GIVEN INSTRUCTION:
Tally up the lines below that include the word "name". Answer with the number alone.
[start of SUPPLIED RECORDS]
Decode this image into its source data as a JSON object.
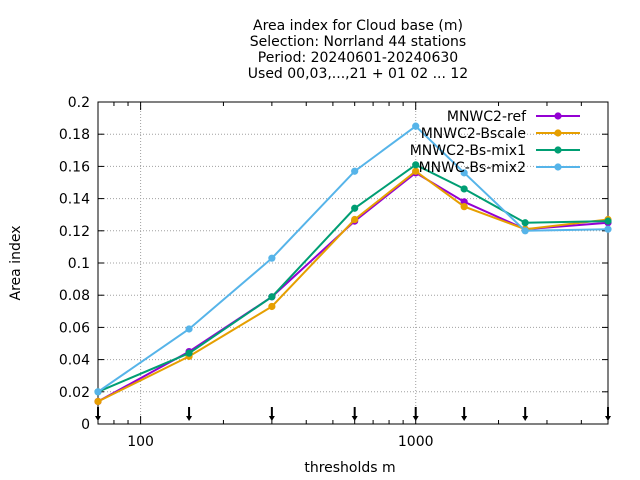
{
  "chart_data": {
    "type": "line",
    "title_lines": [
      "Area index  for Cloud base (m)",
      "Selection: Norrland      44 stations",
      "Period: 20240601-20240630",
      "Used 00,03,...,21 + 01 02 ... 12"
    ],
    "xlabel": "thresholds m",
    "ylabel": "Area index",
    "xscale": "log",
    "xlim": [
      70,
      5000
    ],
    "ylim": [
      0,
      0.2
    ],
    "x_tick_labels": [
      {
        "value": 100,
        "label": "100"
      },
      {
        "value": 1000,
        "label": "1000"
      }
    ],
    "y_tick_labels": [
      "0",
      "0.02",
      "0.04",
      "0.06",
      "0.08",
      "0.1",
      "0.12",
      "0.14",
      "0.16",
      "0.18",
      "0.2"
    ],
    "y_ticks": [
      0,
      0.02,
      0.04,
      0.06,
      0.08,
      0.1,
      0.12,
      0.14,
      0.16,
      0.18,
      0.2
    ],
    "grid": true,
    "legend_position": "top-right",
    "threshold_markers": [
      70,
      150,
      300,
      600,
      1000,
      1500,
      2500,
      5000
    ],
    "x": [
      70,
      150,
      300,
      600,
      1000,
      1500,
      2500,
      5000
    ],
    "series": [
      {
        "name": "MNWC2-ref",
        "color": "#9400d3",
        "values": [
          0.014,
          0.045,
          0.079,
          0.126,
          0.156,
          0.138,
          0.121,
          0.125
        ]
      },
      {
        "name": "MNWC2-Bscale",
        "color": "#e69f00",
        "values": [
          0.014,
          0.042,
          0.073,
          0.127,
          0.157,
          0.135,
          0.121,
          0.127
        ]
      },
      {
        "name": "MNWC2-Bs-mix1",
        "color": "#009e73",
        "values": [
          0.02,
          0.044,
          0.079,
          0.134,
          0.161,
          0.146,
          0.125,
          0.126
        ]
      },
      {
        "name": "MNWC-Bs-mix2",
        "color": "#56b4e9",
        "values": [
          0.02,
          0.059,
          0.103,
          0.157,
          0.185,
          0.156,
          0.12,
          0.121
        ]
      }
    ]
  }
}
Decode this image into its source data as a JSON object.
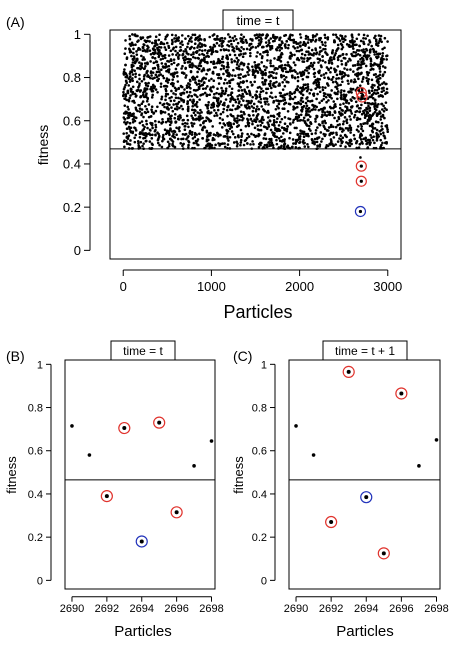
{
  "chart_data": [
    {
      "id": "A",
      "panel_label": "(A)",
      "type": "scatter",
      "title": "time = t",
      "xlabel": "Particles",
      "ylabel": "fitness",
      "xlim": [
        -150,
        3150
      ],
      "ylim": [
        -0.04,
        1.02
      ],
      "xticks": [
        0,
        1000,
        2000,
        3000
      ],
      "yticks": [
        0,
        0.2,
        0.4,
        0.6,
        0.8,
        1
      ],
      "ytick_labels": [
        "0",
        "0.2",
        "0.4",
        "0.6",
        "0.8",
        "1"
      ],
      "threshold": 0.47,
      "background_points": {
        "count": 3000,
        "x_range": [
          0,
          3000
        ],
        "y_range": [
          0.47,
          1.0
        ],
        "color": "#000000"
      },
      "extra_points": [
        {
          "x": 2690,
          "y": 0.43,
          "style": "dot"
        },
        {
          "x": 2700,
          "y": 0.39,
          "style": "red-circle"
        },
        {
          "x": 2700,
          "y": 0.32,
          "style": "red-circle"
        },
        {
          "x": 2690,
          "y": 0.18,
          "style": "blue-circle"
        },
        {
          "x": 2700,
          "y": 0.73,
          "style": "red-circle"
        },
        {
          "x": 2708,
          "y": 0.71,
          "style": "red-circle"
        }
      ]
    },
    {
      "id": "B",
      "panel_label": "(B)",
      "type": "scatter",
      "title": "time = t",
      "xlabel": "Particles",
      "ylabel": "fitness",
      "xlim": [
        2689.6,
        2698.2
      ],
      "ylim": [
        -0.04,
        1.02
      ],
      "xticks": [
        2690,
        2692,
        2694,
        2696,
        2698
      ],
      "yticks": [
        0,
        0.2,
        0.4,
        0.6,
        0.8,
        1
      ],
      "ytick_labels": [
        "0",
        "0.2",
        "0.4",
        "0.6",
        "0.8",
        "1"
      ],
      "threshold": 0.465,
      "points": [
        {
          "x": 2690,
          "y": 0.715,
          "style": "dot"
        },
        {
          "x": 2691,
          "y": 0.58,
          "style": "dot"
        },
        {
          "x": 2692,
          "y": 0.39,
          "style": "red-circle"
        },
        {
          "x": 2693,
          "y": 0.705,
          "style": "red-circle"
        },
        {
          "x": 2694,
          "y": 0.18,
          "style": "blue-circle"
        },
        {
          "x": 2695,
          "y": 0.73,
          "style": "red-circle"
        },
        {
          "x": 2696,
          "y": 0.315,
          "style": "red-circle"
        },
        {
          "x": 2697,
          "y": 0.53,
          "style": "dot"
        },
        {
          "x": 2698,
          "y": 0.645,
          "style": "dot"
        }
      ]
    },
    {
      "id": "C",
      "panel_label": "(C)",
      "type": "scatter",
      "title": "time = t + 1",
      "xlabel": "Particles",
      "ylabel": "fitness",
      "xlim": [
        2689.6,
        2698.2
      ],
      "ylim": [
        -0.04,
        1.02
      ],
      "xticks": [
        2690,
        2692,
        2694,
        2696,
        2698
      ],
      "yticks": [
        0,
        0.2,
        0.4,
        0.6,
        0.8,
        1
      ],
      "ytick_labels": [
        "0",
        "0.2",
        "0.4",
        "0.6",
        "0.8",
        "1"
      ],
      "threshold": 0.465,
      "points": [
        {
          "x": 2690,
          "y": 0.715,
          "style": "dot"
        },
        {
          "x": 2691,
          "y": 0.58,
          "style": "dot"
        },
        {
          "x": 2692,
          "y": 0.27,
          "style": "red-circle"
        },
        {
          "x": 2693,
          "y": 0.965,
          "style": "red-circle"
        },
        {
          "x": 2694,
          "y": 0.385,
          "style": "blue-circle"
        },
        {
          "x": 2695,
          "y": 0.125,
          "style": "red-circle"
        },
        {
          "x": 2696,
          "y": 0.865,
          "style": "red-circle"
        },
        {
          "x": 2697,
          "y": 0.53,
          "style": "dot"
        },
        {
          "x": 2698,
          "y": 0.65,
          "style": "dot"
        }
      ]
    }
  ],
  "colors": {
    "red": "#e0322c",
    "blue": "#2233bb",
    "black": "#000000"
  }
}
[end of SUPPLIED RECORDS]
OUTPUT:
4